### Stated task
Reproduce the entries from the first one through the line containing "list-item-text: Chart details—When", replacing every "traffic" with "packets" and changing nothing else.
════════════════
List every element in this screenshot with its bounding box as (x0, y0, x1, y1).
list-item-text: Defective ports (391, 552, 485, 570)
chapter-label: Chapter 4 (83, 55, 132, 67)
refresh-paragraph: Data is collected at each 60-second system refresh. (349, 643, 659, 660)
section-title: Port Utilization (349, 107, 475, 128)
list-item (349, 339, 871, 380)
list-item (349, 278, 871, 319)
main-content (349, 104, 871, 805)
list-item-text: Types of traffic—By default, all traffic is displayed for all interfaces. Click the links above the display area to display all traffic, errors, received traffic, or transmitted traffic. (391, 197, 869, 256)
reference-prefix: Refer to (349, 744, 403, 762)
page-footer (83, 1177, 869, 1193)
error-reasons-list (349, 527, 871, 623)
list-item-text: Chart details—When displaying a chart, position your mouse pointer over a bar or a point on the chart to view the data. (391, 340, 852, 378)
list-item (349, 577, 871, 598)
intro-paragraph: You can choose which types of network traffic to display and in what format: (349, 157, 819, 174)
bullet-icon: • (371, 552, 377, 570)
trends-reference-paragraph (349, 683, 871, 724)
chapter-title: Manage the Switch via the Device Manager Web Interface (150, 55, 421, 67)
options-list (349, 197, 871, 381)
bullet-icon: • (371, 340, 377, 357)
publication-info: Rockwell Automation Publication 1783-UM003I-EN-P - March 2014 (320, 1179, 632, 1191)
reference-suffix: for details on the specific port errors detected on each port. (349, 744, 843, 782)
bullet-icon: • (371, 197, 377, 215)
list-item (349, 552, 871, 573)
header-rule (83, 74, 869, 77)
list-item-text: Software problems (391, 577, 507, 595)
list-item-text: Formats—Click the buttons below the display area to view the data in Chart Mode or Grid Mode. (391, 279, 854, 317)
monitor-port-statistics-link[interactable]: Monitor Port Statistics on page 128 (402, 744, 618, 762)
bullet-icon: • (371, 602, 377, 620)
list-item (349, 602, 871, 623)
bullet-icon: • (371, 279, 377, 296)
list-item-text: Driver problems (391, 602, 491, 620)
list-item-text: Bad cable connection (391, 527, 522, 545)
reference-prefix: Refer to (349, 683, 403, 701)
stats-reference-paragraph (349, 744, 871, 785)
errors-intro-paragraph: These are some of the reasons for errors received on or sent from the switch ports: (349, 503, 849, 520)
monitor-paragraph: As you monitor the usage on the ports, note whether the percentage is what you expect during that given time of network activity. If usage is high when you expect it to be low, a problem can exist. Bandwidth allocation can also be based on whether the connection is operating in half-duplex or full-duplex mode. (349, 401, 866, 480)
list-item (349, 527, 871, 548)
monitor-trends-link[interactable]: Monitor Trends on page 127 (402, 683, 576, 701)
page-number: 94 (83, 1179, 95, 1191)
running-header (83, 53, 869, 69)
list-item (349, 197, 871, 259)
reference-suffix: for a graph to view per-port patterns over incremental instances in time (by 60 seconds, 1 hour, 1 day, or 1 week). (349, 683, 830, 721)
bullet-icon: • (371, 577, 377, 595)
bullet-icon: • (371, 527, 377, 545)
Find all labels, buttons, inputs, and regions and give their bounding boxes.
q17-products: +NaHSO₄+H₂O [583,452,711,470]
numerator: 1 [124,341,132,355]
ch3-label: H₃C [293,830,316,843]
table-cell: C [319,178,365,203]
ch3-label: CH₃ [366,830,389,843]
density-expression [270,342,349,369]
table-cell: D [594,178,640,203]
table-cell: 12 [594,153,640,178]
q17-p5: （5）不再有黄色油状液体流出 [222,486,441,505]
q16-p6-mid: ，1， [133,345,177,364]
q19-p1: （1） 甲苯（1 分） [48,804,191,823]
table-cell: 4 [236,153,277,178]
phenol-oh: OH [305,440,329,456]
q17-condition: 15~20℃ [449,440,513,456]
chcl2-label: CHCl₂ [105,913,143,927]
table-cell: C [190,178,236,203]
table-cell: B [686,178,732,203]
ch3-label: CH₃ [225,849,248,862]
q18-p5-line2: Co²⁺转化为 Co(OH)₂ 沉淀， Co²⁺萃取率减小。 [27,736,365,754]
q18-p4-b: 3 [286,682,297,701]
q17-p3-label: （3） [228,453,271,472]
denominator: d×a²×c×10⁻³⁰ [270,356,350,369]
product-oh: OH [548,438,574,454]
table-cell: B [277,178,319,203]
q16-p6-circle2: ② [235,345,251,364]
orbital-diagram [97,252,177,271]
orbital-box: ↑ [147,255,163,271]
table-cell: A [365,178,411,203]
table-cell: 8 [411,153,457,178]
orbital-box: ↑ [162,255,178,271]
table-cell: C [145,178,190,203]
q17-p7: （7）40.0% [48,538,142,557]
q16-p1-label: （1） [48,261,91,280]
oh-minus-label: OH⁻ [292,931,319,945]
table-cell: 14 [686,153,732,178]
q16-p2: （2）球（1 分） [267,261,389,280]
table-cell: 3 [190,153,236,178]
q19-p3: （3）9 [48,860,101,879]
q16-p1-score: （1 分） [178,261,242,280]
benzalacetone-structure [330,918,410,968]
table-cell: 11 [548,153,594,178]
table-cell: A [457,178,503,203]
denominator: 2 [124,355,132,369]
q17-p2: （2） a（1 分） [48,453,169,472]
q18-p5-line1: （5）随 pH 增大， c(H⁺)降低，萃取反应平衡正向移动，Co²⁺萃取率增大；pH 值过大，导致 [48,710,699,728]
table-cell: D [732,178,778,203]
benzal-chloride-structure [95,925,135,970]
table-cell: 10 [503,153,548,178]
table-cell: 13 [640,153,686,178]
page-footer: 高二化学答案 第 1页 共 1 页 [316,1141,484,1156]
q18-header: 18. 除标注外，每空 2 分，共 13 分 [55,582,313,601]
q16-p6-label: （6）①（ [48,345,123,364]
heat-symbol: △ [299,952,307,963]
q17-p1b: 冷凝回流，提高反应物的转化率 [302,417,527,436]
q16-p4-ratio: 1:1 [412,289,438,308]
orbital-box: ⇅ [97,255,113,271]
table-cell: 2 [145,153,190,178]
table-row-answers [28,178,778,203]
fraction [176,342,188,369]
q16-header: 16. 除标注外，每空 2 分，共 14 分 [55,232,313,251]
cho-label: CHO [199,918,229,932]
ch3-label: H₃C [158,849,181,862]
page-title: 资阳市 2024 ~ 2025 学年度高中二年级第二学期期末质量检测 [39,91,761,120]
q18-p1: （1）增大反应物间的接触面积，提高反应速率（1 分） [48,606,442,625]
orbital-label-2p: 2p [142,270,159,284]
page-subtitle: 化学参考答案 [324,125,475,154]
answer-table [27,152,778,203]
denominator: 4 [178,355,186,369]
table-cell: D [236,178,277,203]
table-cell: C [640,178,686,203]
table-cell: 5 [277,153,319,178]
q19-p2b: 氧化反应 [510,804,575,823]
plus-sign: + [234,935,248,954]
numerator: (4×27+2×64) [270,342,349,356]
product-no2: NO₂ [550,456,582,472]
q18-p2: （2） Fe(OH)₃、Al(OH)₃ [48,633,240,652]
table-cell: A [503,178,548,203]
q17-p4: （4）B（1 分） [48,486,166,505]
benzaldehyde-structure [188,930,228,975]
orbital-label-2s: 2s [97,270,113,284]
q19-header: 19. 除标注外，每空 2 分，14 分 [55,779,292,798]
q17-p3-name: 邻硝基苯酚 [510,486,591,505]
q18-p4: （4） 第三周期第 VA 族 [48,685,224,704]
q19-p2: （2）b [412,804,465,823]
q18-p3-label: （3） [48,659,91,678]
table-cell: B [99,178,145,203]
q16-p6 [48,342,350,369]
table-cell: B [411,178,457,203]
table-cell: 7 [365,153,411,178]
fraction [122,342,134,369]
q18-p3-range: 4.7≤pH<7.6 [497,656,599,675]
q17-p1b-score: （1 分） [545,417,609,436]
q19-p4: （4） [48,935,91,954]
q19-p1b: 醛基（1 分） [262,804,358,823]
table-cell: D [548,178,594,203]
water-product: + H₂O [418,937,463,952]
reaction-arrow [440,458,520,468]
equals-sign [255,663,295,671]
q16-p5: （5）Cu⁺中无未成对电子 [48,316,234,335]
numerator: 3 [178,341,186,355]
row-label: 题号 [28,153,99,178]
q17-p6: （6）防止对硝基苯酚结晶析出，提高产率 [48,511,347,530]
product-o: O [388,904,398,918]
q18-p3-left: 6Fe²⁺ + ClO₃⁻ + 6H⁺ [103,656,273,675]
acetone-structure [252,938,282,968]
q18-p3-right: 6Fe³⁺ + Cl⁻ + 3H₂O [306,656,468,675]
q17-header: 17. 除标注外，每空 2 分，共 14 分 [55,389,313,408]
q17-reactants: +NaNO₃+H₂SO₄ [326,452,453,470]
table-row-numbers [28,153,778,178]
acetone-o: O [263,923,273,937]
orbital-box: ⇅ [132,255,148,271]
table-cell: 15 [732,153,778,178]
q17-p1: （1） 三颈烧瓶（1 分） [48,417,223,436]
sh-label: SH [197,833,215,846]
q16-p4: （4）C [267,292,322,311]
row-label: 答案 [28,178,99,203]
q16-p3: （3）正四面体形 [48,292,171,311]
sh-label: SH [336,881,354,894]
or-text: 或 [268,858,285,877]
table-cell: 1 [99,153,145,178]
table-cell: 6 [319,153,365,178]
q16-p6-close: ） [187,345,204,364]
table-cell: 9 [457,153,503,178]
════════════════
### Result for this task
List every element in this screenshot with its bounding box as (x0, y0, x1, y1).
list-item-text: Defective ports (391, 552, 485, 570)
chapter-label: Chapter 4 (83, 55, 132, 67)
refresh-paragraph: Data is collected at each 60-second system refresh. (349, 643, 659, 660)
section-title: Port Utilization (349, 107, 475, 128)
list-item (349, 339, 871, 380)
list-item (349, 278, 871, 319)
main-content (349, 104, 871, 805)
list-item-text: Types of packets—By default, all packets is displayed for all interfaces. Click the links above the display area to display all packets, errors, received packets, or transmitted packets. (391, 197, 869, 256)
reference-prefix: Refer to (349, 744, 403, 762)
page-footer (83, 1177, 869, 1193)
error-reasons-list (349, 527, 871, 623)
list-item-text: Chart details—When displaying a chart, position your mouse pointer over a bar or a point on the chart to view the data. (391, 340, 852, 378)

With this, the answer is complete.